- Input rows:

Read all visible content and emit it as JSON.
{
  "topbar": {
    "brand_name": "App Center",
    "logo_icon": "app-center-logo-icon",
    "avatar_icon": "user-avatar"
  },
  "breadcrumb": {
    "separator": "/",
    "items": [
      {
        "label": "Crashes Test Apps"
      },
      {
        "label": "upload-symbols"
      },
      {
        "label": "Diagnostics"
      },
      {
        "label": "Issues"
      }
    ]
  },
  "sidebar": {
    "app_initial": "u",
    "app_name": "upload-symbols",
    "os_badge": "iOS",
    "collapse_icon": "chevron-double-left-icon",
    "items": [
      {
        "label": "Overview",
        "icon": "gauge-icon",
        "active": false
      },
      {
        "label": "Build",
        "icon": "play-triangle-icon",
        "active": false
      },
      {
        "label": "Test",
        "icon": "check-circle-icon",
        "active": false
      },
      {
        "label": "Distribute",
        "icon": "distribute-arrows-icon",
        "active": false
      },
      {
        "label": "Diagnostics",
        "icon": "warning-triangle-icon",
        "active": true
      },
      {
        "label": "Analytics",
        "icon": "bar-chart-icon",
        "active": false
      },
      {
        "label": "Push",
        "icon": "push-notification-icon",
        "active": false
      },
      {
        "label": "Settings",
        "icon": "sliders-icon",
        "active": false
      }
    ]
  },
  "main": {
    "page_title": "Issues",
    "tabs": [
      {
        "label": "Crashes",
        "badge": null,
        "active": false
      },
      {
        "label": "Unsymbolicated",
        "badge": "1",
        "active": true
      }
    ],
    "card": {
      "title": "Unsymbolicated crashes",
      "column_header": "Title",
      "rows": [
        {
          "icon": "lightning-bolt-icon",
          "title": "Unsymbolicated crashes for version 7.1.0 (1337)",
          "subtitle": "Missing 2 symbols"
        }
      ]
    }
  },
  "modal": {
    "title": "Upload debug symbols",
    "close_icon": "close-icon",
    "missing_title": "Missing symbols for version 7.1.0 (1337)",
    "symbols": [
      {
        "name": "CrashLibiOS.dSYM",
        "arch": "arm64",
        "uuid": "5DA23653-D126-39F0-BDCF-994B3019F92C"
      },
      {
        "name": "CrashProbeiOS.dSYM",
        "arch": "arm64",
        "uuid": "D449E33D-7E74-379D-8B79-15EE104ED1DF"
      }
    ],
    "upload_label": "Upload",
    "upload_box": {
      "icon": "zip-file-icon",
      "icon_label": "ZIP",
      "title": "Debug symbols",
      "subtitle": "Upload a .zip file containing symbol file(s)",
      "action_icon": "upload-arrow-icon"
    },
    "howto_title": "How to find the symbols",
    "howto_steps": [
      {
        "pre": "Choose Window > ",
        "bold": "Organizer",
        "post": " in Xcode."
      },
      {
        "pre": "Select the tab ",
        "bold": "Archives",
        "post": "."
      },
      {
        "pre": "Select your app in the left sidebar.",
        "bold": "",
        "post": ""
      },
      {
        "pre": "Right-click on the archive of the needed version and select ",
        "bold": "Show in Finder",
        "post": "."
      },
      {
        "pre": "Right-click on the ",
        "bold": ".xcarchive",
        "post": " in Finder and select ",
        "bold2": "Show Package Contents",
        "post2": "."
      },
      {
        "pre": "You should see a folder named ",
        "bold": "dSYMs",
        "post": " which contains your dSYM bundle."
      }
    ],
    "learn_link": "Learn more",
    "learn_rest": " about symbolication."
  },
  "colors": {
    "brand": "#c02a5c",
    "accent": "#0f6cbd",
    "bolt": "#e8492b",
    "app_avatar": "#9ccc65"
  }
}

- Set task: Every record should be repeated exactly; please leave none out.

- Answer to the problem:
Read all visible content and emit it as JSON.
{
  "topbar": {
    "brand_name": "App Center",
    "logo_icon": "app-center-logo-icon",
    "avatar_icon": "user-avatar"
  },
  "breadcrumb": {
    "separator": "/",
    "items": [
      {
        "label": "Crashes Test Apps"
      },
      {
        "label": "upload-symbols"
      },
      {
        "label": "Diagnostics"
      },
      {
        "label": "Issues"
      }
    ]
  },
  "sidebar": {
    "app_initial": "u",
    "app_name": "upload-symbols",
    "os_badge": "iOS",
    "collapse_icon": "chevron-double-left-icon",
    "items": [
      {
        "label": "Overview",
        "icon": "gauge-icon",
        "active": false
      },
      {
        "label": "Build",
        "icon": "play-triangle-icon",
        "active": false
      },
      {
        "label": "Test",
        "icon": "check-circle-icon",
        "active": false
      },
      {
        "label": "Distribute",
        "icon": "distribute-arrows-icon",
        "active": false
      },
      {
        "label": "Diagnostics",
        "icon": "warning-triangle-icon",
        "active": true
      },
      {
        "label": "Analytics",
        "icon": "bar-chart-icon",
        "active": false
      },
      {
        "label": "Push",
        "icon": "push-notification-icon",
        "active": false
      },
      {
        "label": "Settings",
        "icon": "sliders-icon",
        "active": false
      }
    ]
  },
  "main": {
    "page_title": "Issues",
    "tabs": [
      {
        "label": "Crashes",
        "badge": null,
        "active": false
      },
      {
        "label": "Unsymbolicated",
        "badge": "1",
        "active": true
      }
    ],
    "card": {
      "title": "Unsymbolicated crashes",
      "column_header": "Title",
      "rows": [
        {
          "icon": "lightning-bolt-icon",
          "title": "Unsymbolicated crashes for version 7.1.0 (1337)",
          "subtitle": "Missing 2 symbols"
        }
      ]
    }
  },
  "modal": {
    "title": "Upload debug symbols",
    "close_icon": "close-icon",
    "missing_title": "Missing symbols for version 7.1.0 (1337)",
    "symbols": [
      {
        "name": "CrashLibiOS.dSYM",
        "arch": "arm64",
        "uuid": "5DA23653-D126-39F0-BDCF-994B3019F92C"
      },
      {
        "name": "CrashProbeiOS.dSYM",
        "arch": "arm64",
        "uuid": "D449E33D-7E74-379D-8B79-15EE104ED1DF"
      }
    ],
    "upload_label": "Upload",
    "upload_box": {
      "icon": "zip-file-icon",
      "icon_label": "ZIP",
      "title": "Debug symbols",
      "subtitle": "Upload a .zip file containing symbol file(s)",
      "action_icon": "upload-arrow-icon"
    },
    "howto_title": "How to find the symbols",
    "howto_steps": [
      {
        "pre": "Choose Window > ",
        "bold": "Organizer",
        "post": " in Xcode."
      },
      {
        "pre": "Select the tab ",
        "bold": "Archives",
        "post": "."
      },
      {
        "pre": "Select your app in the left sidebar.",
        "bold": "",
        "post": ""
      },
      {
        "pre": "Right-click on the archive of the needed version and select ",
        "bold": "Show in Finder",
        "post": "."
      },
      {
        "pre": "Right-click on the ",
        "bold": ".xcarchive",
        "post": " in Finder and select ",
        "bold2": "Show Package Contents",
        "post2": "."
      },
      {
        "pre": "You should see a folder named ",
        "bold": "dSYMs",
        "post": " which contains your dSYM bundle."
      }
    ],
    "learn_link": "Learn more",
    "learn_rest": " about symbolication."
  },
  "colors": {
    "brand": "#c02a5c",
    "accent": "#0f6cbd",
    "bolt": "#e8492b",
    "app_avatar": "#9ccc65"
  }
}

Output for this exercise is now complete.